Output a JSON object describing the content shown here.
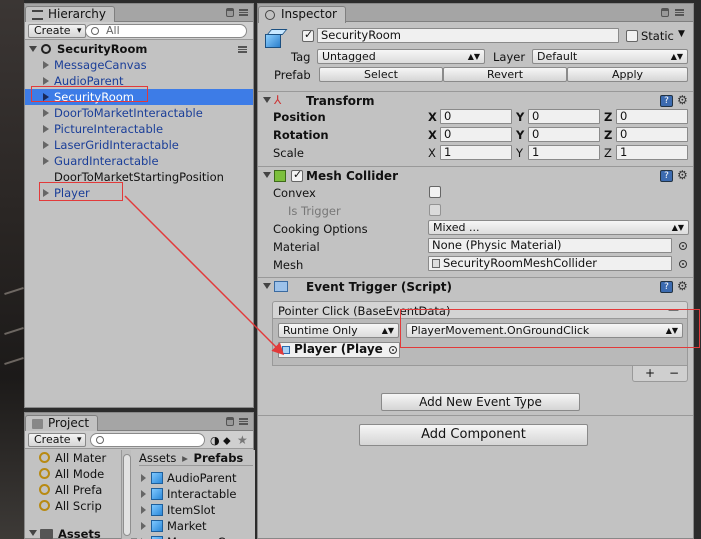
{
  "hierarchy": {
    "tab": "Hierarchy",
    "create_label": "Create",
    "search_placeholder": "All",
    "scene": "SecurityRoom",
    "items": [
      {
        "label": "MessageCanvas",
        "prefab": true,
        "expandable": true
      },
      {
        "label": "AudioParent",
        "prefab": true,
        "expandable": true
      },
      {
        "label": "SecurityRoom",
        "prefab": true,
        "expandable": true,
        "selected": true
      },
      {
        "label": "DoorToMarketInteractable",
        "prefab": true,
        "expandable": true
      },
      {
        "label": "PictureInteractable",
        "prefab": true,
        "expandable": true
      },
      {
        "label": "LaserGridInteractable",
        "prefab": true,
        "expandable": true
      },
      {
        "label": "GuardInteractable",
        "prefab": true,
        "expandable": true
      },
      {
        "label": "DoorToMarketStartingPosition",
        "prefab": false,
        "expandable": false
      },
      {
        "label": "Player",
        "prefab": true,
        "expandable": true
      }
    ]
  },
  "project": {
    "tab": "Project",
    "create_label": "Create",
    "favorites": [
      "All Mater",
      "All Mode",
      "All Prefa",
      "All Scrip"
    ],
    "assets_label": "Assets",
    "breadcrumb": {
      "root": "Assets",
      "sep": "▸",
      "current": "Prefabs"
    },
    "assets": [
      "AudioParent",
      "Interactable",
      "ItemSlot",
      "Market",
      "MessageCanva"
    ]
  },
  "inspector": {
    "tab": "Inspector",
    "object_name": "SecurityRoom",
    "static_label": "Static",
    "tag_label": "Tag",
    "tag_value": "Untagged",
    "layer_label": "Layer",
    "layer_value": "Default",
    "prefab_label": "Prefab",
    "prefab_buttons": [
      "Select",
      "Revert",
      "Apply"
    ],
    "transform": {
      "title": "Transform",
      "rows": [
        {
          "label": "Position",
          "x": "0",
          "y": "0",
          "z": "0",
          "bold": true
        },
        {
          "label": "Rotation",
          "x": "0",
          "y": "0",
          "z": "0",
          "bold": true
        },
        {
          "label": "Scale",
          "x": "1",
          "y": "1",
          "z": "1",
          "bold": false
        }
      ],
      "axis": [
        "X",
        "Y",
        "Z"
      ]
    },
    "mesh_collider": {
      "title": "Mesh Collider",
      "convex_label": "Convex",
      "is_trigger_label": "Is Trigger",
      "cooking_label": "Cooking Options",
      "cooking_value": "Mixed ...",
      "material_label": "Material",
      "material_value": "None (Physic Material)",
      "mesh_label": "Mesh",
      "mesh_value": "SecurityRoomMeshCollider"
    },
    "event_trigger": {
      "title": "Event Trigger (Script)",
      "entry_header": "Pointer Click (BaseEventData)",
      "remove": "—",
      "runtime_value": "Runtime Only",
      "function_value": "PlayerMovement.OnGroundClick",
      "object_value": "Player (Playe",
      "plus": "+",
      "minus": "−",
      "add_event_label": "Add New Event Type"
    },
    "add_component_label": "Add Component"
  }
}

====================

Extract the full listing above verbatim; pictures are to be left out of the copy.

*Completed task*.
Output a JSON object describing the content shown here.
{
  "hierarchy": {
    "tab": "Hierarchy",
    "create_label": "Create",
    "search_placeholder": "All",
    "scene": "SecurityRoom",
    "items": [
      {
        "label": "MessageCanvas",
        "prefab": true,
        "expandable": true
      },
      {
        "label": "AudioParent",
        "prefab": true,
        "expandable": true
      },
      {
        "label": "SecurityRoom",
        "prefab": true,
        "expandable": true,
        "selected": true
      },
      {
        "label": "DoorToMarketInteractable",
        "prefab": true,
        "expandable": true
      },
      {
        "label": "PictureInteractable",
        "prefab": true,
        "expandable": true
      },
      {
        "label": "LaserGridInteractable",
        "prefab": true,
        "expandable": true
      },
      {
        "label": "GuardInteractable",
        "prefab": true,
        "expandable": true
      },
      {
        "label": "DoorToMarketStartingPosition",
        "prefab": false,
        "expandable": false
      },
      {
        "label": "Player",
        "prefab": true,
        "expandable": true
      }
    ]
  },
  "project": {
    "tab": "Project",
    "create_label": "Create",
    "favorites": [
      "All Mater",
      "All Mode",
      "All Prefa",
      "All Scrip"
    ],
    "assets_label": "Assets",
    "breadcrumb": {
      "root": "Assets",
      "sep": "▸",
      "current": "Prefabs"
    },
    "assets": [
      "AudioParent",
      "Interactable",
      "ItemSlot",
      "Market",
      "MessageCanva"
    ]
  },
  "inspector": {
    "tab": "Inspector",
    "object_name": "SecurityRoom",
    "static_label": "Static",
    "tag_label": "Tag",
    "tag_value": "Untagged",
    "layer_label": "Layer",
    "layer_value": "Default",
    "prefab_label": "Prefab",
    "prefab_buttons": [
      "Select",
      "Revert",
      "Apply"
    ],
    "transform": {
      "title": "Transform",
      "rows": [
        {
          "label": "Position",
          "x": "0",
          "y": "0",
          "z": "0",
          "bold": true
        },
        {
          "label": "Rotation",
          "x": "0",
          "y": "0",
          "z": "0",
          "bold": true
        },
        {
          "label": "Scale",
          "x": "1",
          "y": "1",
          "z": "1",
          "bold": false
        }
      ],
      "axis": [
        "X",
        "Y",
        "Z"
      ]
    },
    "mesh_collider": {
      "title": "Mesh Collider",
      "convex_label": "Convex",
      "is_trigger_label": "Is Trigger",
      "cooking_label": "Cooking Options",
      "cooking_value": "Mixed ...",
      "material_label": "Material",
      "material_value": "None (Physic Material)",
      "mesh_label": "Mesh",
      "mesh_value": "SecurityRoomMeshCollider"
    },
    "event_trigger": {
      "title": "Event Trigger (Script)",
      "entry_header": "Pointer Click (BaseEventData)",
      "remove": "—",
      "runtime_value": "Runtime Only",
      "function_value": "PlayerMovement.OnGroundClick",
      "object_value": "Player (Playe",
      "plus": "+",
      "minus": "−",
      "add_event_label": "Add New Event Type"
    },
    "add_component_label": "Add Component"
  }
}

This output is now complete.